Material
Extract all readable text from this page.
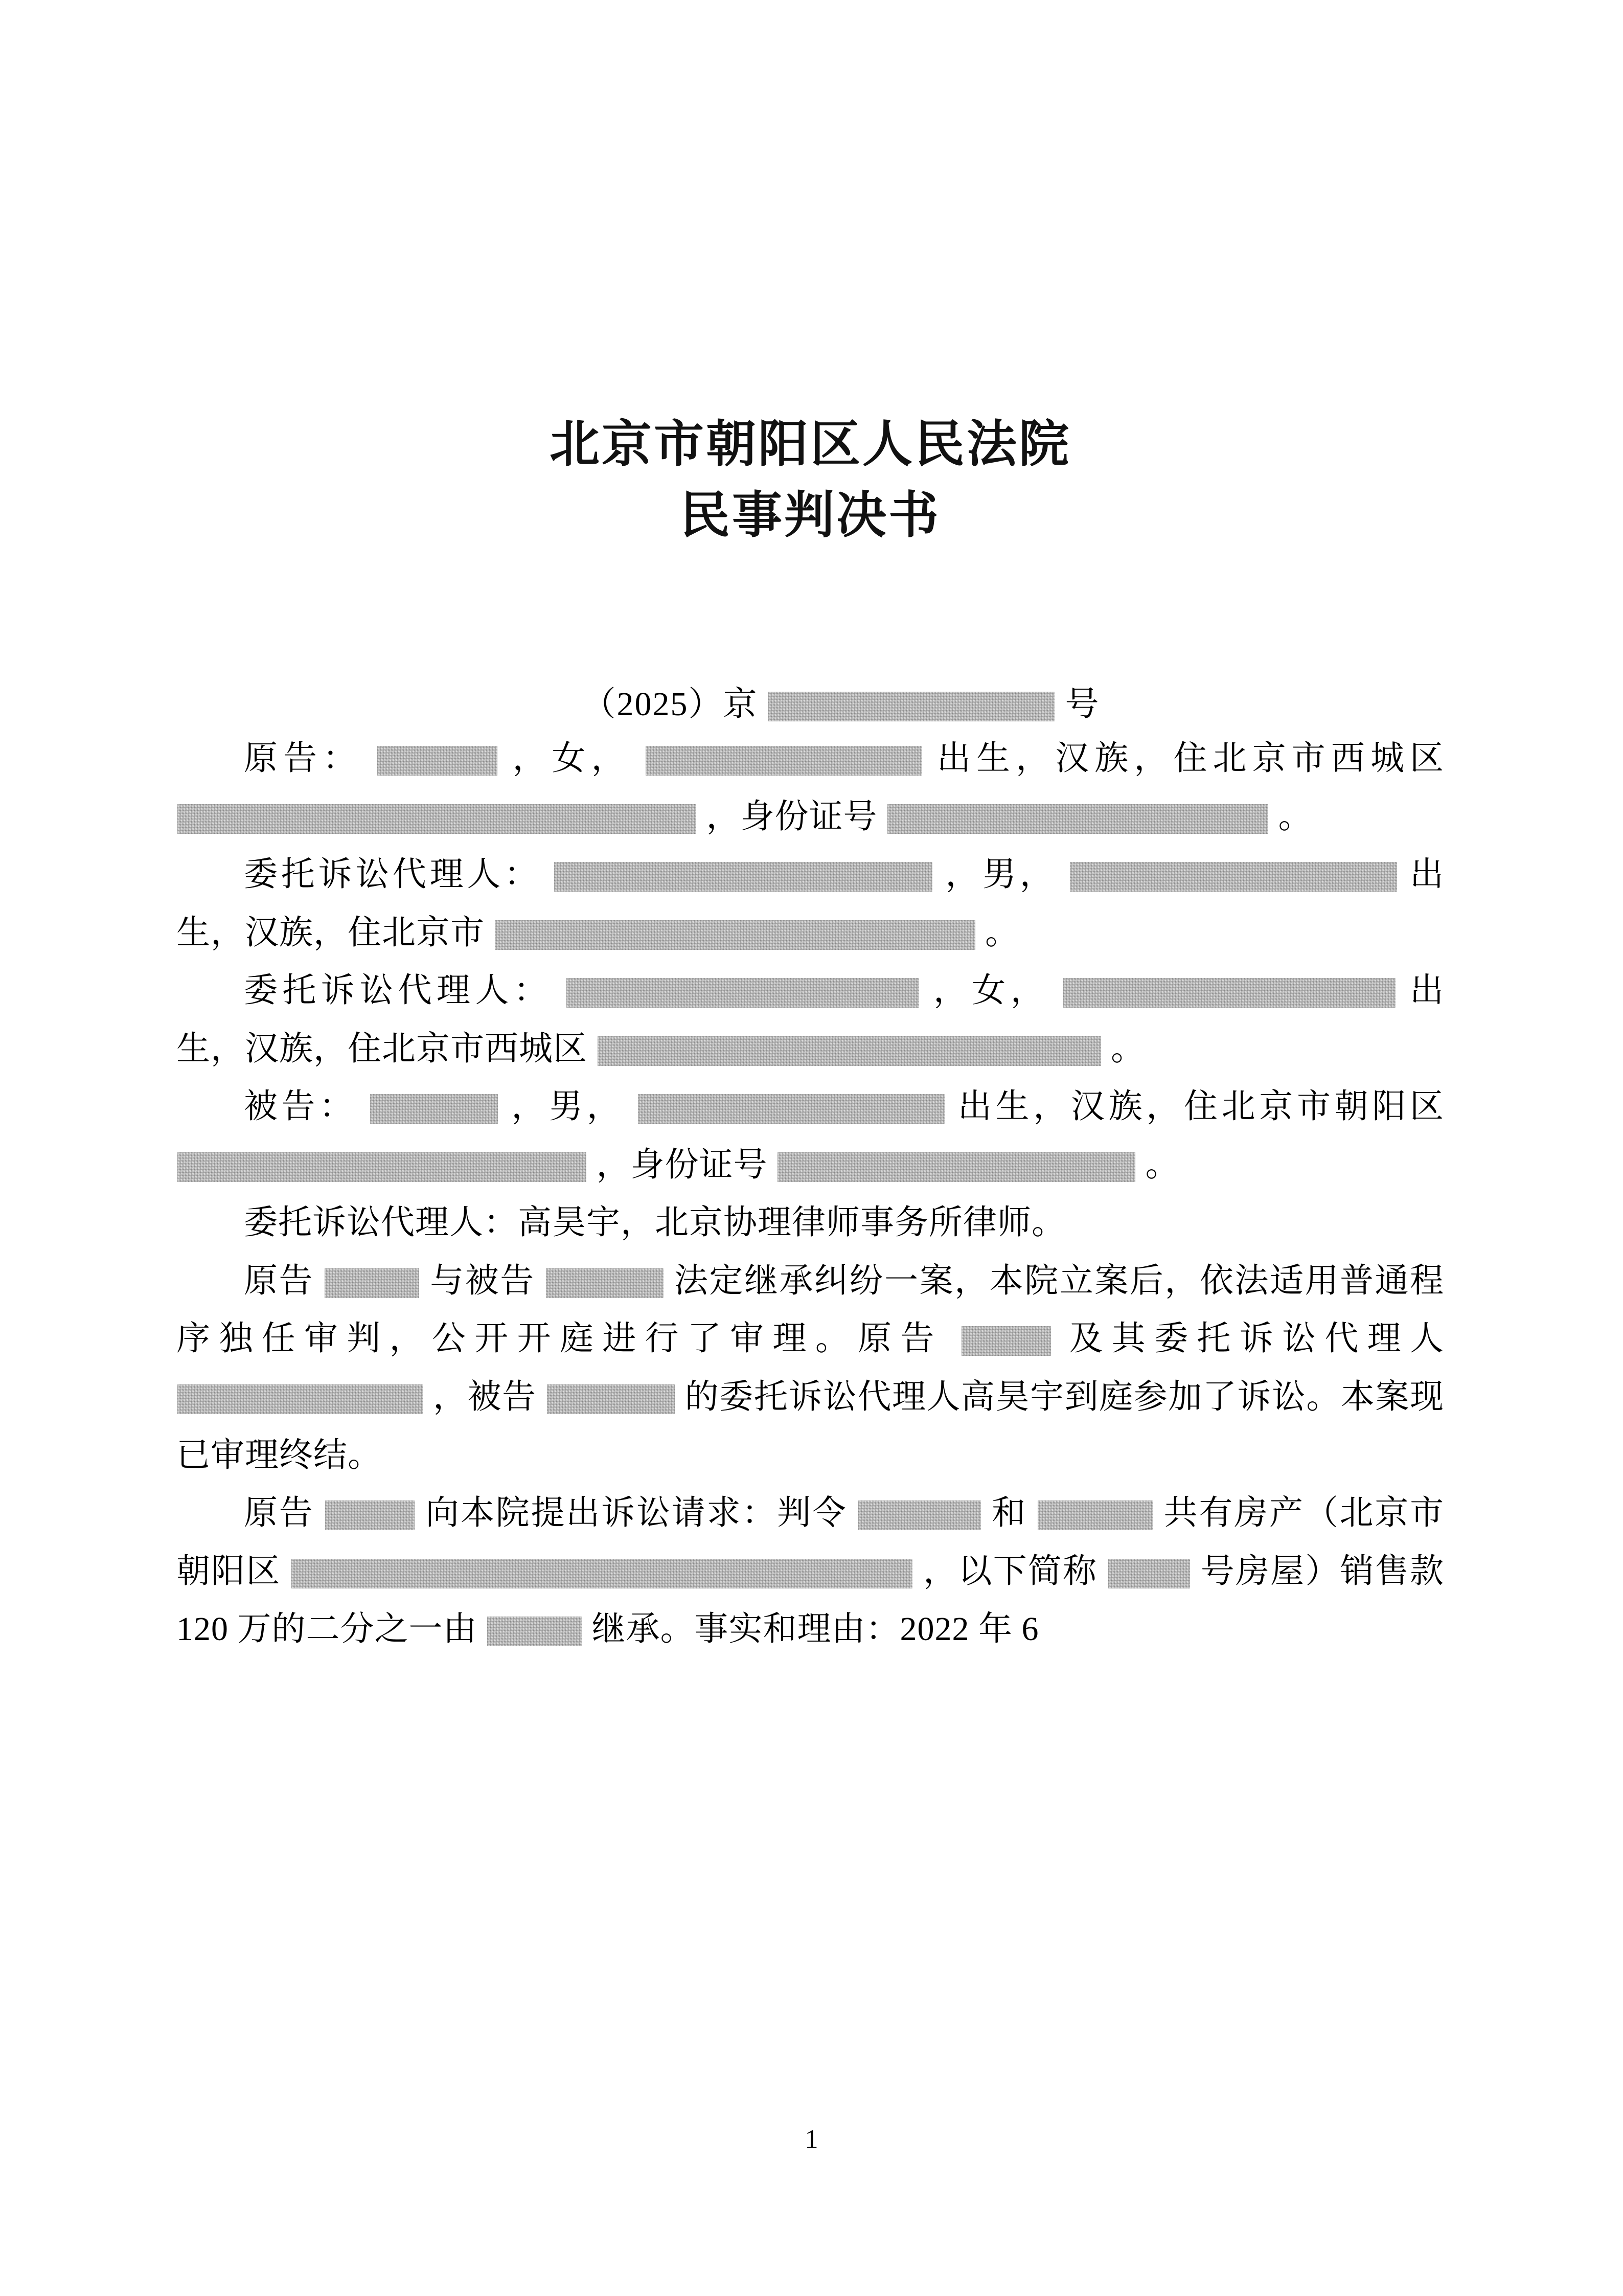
北京市朝阳区人民法院
民事判决书
（2025）京	号

原告：	，女，	出生，汉族，住北京市西城区  ，身份证号	。

委托诉讼代理人：	，男，	出生，汉族，住北京市	。

委托诉讼代理人：	，女，	出生，汉族，住北京市西城区	。

被告：	，男，	出生，汉族，住北京市朝阳区  ，身份证号	。

委托诉讼代理人：高昊宇，北京协理律师事务所律师。

原告	与被告	法定继承纠纷一案，本院立案后，依法适用普通程序独任审判，公开开庭进行了审理。原告	及其委托诉讼代理人  ，被告	的委托诉讼代理人高昊宇到庭参加了诉讼。本案现已审理终结。

原告	向本院提出诉讼请求：判令	和	共有房产（北京市朝阳区	，以下简称	号房屋）销售款120 万的二分之一由	继承。事实和理由：2022 年 6

1
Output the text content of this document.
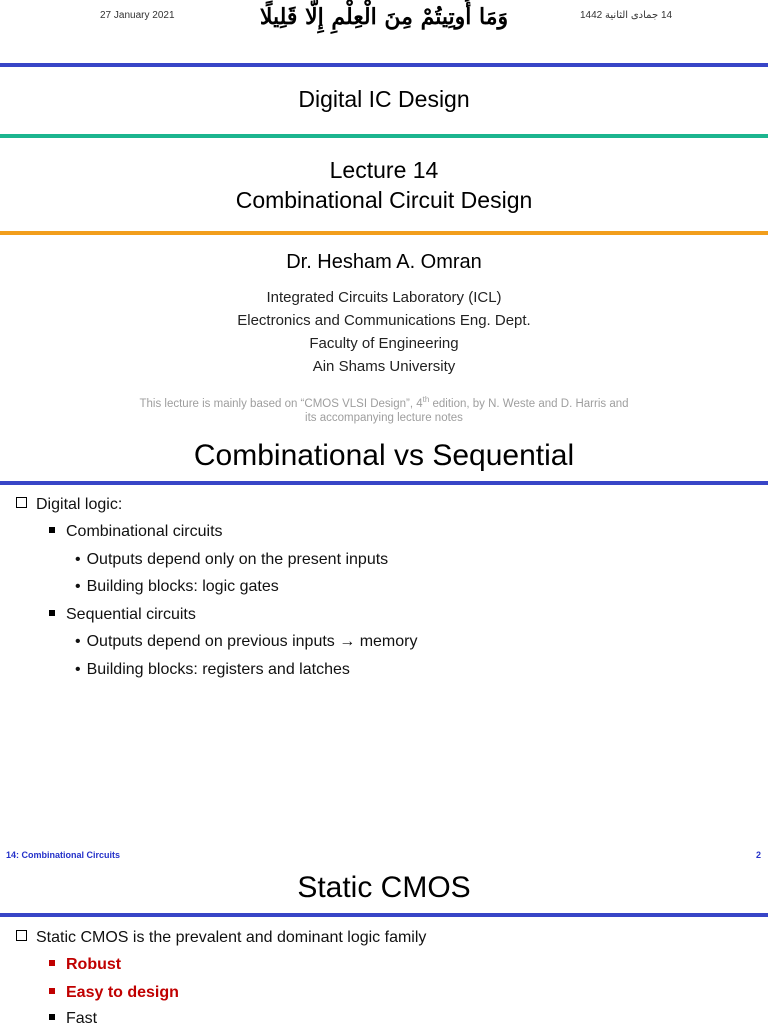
27 January 2021	وَمَا أُوتِيتُمْ مِنَ الْعِلْمِ إِلَّا قَلِيلًا	14 جمادى الثانية 1442
Digital IC Design
Lecture 14
Combinational Circuit Design
Dr. Hesham A. Omran
Integrated Circuits Laboratory (ICL)
Electronics and Communications Eng. Dept.
Faculty of Engineering
Ain Shams University
This lecture is mainly based on “CMOS VLSI Design”, 4th edition, by N. Weste and D. Harris and
its accompanying lecture notes
Combinational vs Sequential
Digital logic:
Combinational circuits
• Outputs depend only on the present inputs
• Building blocks: logic gates
Sequential circuits
• Outputs depend on previous inputs → memory
• Building blocks: registers and latches
14: Combinational Circuits	2
Static CMOS
Static CMOS is the prevalent and dominant logic family
Robust
Easy to design
Fast
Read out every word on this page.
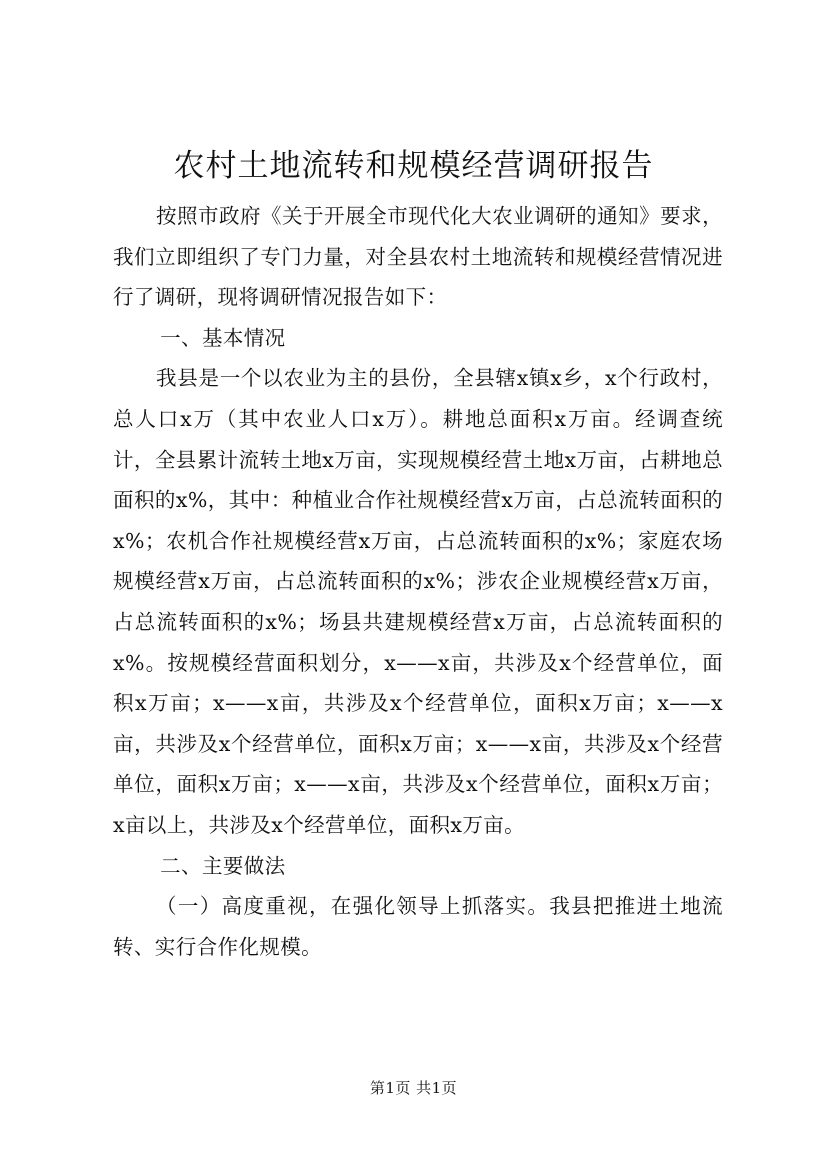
农村土地流转和规模经营调研报告

按照市政府《关于开展全市现代化大农业调研的通知》要求，我们立即组织了专门力量，对全县农村土地流转和规模经营情况进行了调研，现将调研情况报告如下：

一、基本情况

我县是一个以农业为主的县份，全县辖x镇x乡，x个行政村，总人口x万（其中农业人口x万）。耕地总面积x万亩。经调查统计，全县累计流转土地x万亩，实现规模经营土地x万亩，占耕地总面积的x%，其中：种植业合作社规模经营x万亩，占总流转面积的x%；农机合作社规模经营x万亩，占总流转面积的x%；家庭农场规模经营x万亩，占总流转面积的x%；涉农企业规模经营x万亩，占总流转面积的x%；场县共建规模经营x万亩，占总流转面积的x%。按规模经营面积划分，x——x亩，共涉及x个经营单位，面积x万亩；x——x亩，共涉及x个经营单位，面积x万亩；x——x亩，共涉及x个经营单位，面积x万亩；x——x亩，共涉及x个经营单位，面积x万亩；x——x亩，共涉及x个经营单位，面积x万亩；x亩以上，共涉及x个经营单位，面积x万亩。

二、主要做法

（一）高度重视，在强化领导上抓落实。我县把推进土地流转、实行合作化规模。

第1页 共1页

What is being asked
Transcribe the whole listing exactly. Pictures are excluded.

The output
Extract all readable text from this page.
北京市朝阳区人民法院
民事判决书
（2025）京	号

原告：	，女，	出生，汉族，住北京市西城区  ，身份证号	。

委托诉讼代理人：	，男，	出生，汉族，住北京市	。

委托诉讼代理人：	，女，	出生，汉族，住北京市西城区	。

被告：	，男，	出生，汉族，住北京市朝阳区  ，身份证号	。

委托诉讼代理人：高昊宇，北京协理律师事务所律师。

原告	与被告	法定继承纠纷一案，本院立案后，依法适用普通程序独任审判，公开开庭进行了审理。原告	及其委托诉讼代理人  ，被告	的委托诉讼代理人高昊宇到庭参加了诉讼。本案现已审理终结。

原告	向本院提出诉讼请求：判令	和	共有房产（北京市朝阳区	，以下简称	号房屋）销售款120 万的二分之一由	继承。事实和理由：2022 年 6

1
Output the text content of this document.
27 January 2021	وَمَا أُوتِيتُمْ مِنَ الْعِلْمِ إِلَّا قَلِيلًا	14 جمادى الثانية 1442
Digital IC Design
Lecture 14
Combinational Circuit Design
Dr. Hesham A. Omran
Integrated Circuits Laboratory (ICL)
Electronics and Communications Eng. Dept.
Faculty of Engineering
Ain Shams University
This lecture is mainly based on “CMOS VLSI Design”, 4th edition, by N. Weste and D. Harris and
its accompanying lecture notes
Combinational vs Sequential
Digital logic:
Combinational circuits
• Outputs depend only on the present inputs
• Building blocks: logic gates
Sequential circuits
• Outputs depend on previous inputs → memory
• Building blocks: registers and latches
14: Combinational Circuits	2
Static CMOS
Static CMOS is the prevalent and dominant logic family
Robust
Easy to design
Fast
Read out every word on this page.
农村土地流转和规模经营调研报告

按照市政府《关于开展全市现代化大农业调研的通知》要求，我们立即组织了专门力量，对全县农村土地流转和规模经营情况进行了调研，现将调研情况报告如下：

一、基本情况

我县是一个以农业为主的县份，全县辖x镇x乡，x个行政村，总人口x万（其中农业人口x万）。耕地总面积x万亩。经调查统计，全县累计流转土地x万亩，实现规模经营土地x万亩，占耕地总面积的x%，其中：种植业合作社规模经营x万亩，占总流转面积的x%；农机合作社规模经营x万亩，占总流转面积的x%；家庭农场规模经营x万亩，占总流转面积的x%；涉农企业规模经营x万亩，占总流转面积的x%；场县共建规模经营x万亩，占总流转面积的x%。按规模经营面积划分，x——x亩，共涉及x个经营单位，面积x万亩；x——x亩，共涉及x个经营单位，面积x万亩；x——x亩，共涉及x个经营单位，面积x万亩；x——x亩，共涉及x个经营单位，面积x万亩；x——x亩，共涉及x个经营单位，面积x万亩；x亩以上，共涉及x个经营单位，面积x万亩。

二、主要做法

（一）高度重视，在强化领导上抓落实。我县把推进土地流转、实行合作化规模。

第1页 共1页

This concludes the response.